### Exercise data
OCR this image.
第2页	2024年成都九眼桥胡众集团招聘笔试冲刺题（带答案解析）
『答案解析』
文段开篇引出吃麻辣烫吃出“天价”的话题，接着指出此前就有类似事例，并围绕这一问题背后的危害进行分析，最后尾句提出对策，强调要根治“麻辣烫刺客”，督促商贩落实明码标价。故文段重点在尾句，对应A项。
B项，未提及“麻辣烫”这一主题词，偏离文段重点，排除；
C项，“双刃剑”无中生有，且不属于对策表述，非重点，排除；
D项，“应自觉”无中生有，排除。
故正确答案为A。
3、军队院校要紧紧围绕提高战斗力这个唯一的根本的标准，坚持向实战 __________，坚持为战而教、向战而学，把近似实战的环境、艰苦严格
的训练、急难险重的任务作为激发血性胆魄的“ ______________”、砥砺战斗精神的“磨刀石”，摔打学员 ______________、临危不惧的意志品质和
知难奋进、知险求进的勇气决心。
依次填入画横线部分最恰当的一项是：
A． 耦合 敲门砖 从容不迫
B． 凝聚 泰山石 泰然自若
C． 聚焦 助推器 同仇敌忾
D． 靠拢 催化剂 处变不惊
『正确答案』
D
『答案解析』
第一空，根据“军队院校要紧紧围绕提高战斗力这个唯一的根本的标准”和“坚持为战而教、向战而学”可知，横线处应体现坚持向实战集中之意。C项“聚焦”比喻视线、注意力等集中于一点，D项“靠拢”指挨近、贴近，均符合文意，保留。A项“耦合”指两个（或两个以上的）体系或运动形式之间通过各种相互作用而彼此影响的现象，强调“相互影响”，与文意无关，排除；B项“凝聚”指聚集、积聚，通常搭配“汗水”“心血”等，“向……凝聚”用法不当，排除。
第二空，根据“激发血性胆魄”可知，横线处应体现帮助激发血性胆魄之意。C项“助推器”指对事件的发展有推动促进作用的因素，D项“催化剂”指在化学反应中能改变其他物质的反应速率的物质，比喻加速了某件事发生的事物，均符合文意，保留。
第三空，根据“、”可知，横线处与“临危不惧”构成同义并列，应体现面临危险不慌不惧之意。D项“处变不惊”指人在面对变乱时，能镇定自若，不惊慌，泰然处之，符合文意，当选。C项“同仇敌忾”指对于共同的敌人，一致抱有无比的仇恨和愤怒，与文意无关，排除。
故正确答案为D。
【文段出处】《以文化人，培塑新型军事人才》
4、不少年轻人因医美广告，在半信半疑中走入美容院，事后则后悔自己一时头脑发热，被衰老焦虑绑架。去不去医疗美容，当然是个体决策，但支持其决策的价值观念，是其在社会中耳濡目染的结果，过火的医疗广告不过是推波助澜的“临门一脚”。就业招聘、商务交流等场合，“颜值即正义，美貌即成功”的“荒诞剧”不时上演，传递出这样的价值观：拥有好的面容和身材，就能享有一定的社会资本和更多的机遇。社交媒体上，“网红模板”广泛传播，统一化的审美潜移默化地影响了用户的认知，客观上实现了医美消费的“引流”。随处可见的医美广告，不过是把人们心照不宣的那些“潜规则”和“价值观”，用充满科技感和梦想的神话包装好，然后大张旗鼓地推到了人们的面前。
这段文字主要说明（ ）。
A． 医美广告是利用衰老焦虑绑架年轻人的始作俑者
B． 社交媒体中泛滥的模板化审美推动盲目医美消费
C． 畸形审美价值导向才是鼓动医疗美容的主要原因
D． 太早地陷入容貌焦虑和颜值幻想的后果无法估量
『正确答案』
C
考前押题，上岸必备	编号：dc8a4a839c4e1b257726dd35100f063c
######
_Stated goal_. A line counts if it holds the word "坚持为战而教". How many lines of the entries count? Give the number only.

_Answer for this exercise_. 2